Saved data entries
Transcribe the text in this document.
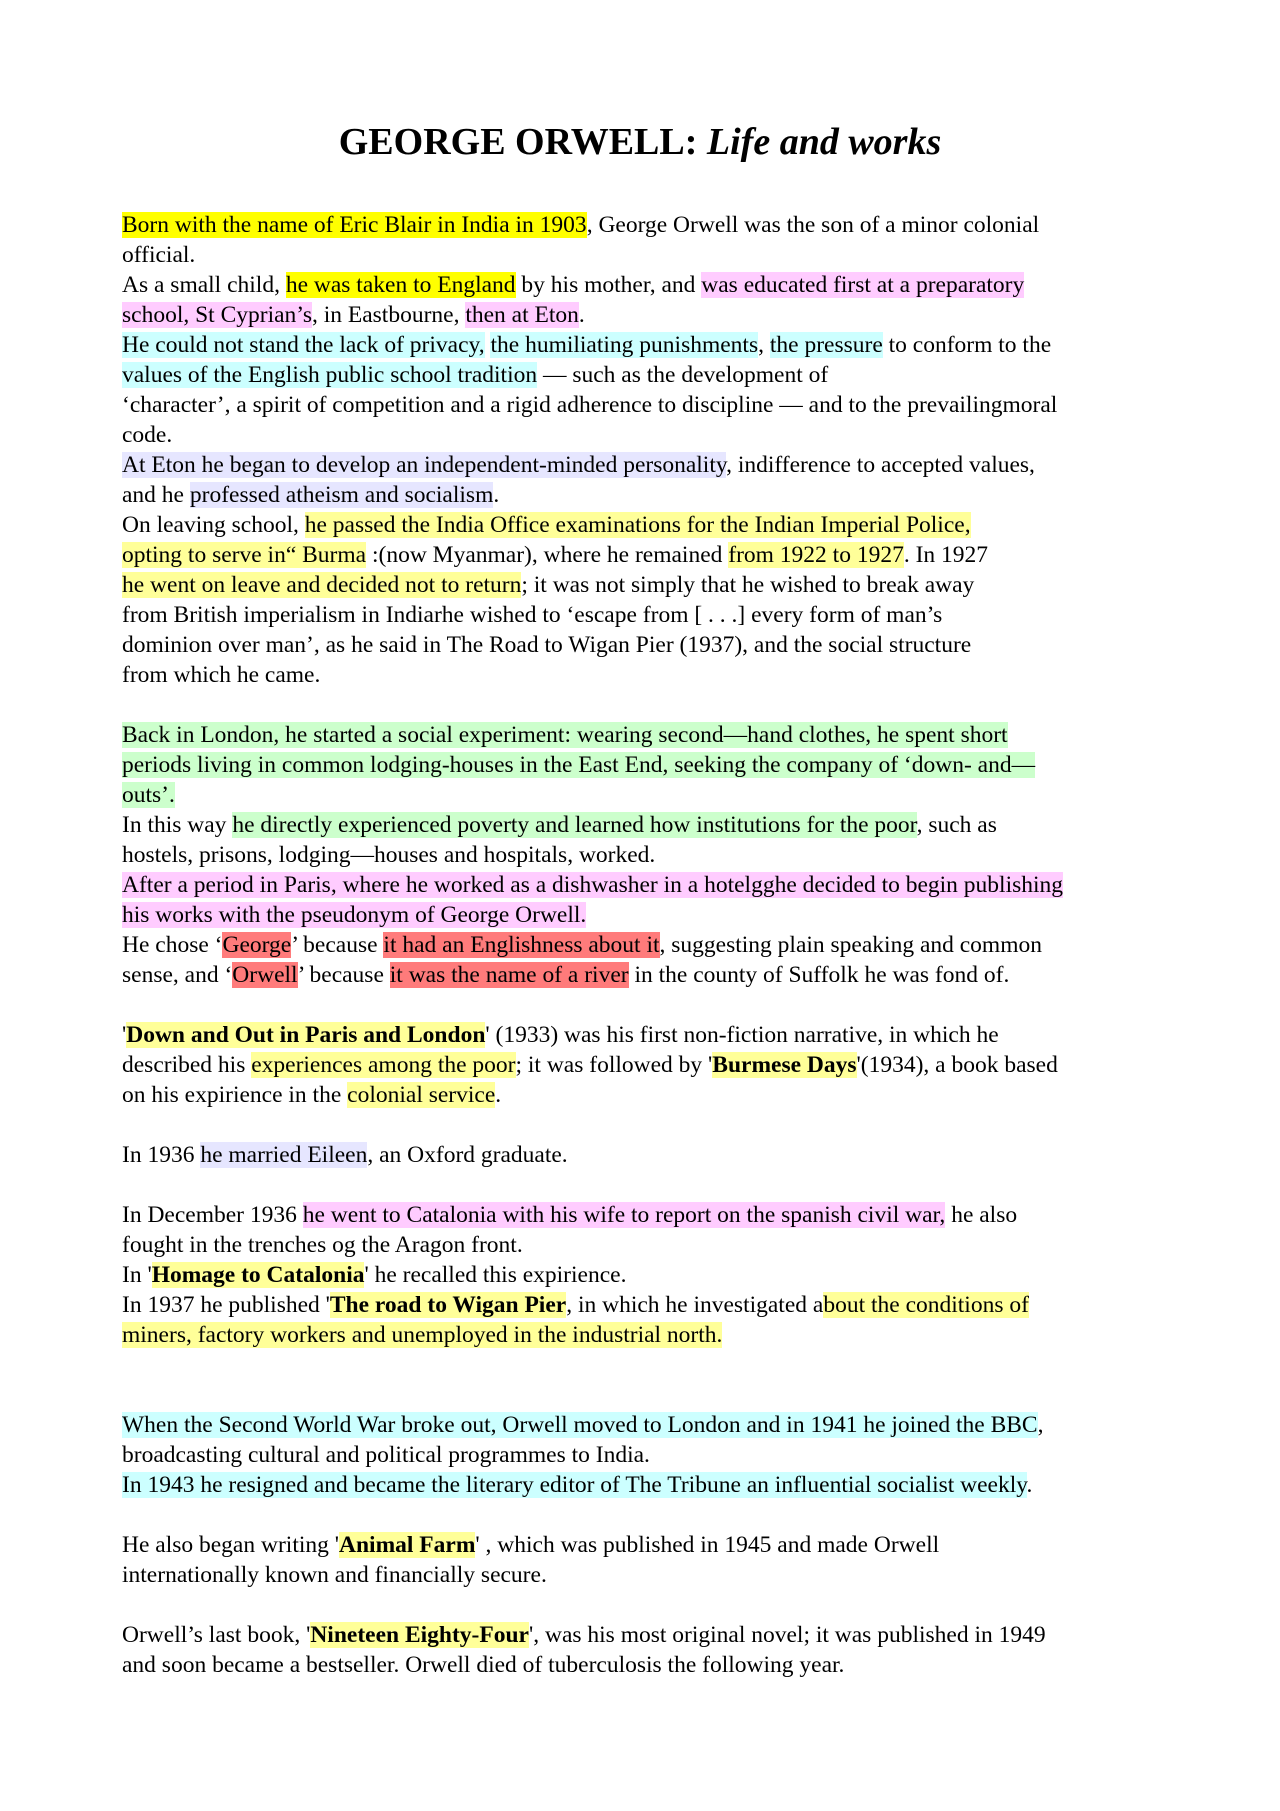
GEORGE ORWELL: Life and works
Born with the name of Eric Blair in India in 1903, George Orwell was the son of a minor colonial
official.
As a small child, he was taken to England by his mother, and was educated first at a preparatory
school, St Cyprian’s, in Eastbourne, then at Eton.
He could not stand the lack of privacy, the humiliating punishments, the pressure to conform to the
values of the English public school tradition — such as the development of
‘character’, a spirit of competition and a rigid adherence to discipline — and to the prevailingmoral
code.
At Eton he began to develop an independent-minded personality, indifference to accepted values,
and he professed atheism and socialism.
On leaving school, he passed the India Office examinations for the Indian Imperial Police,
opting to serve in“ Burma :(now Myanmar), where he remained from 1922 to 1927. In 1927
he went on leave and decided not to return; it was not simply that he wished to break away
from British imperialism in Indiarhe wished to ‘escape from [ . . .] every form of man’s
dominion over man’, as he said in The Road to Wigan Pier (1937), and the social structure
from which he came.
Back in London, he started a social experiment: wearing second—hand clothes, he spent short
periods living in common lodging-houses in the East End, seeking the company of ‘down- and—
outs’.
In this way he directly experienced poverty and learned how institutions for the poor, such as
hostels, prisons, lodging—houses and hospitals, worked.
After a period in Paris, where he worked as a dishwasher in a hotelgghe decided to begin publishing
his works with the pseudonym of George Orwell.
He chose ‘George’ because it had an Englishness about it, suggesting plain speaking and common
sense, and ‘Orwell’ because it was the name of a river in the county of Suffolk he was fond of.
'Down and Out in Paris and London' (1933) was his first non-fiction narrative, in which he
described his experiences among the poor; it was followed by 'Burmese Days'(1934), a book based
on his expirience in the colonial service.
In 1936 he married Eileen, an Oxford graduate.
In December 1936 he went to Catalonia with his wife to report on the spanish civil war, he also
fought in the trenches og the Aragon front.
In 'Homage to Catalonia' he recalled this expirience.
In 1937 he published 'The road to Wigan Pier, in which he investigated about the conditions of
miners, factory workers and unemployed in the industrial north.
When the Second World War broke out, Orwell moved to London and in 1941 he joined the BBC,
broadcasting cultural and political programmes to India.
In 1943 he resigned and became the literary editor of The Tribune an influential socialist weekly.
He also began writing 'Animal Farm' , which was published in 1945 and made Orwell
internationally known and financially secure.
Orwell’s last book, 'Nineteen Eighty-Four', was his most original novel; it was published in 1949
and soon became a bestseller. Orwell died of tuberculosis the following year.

### What this task involves
How many lines of these entries contain "Eton"? Answer with the number and nothing else.

### Reply to the task
2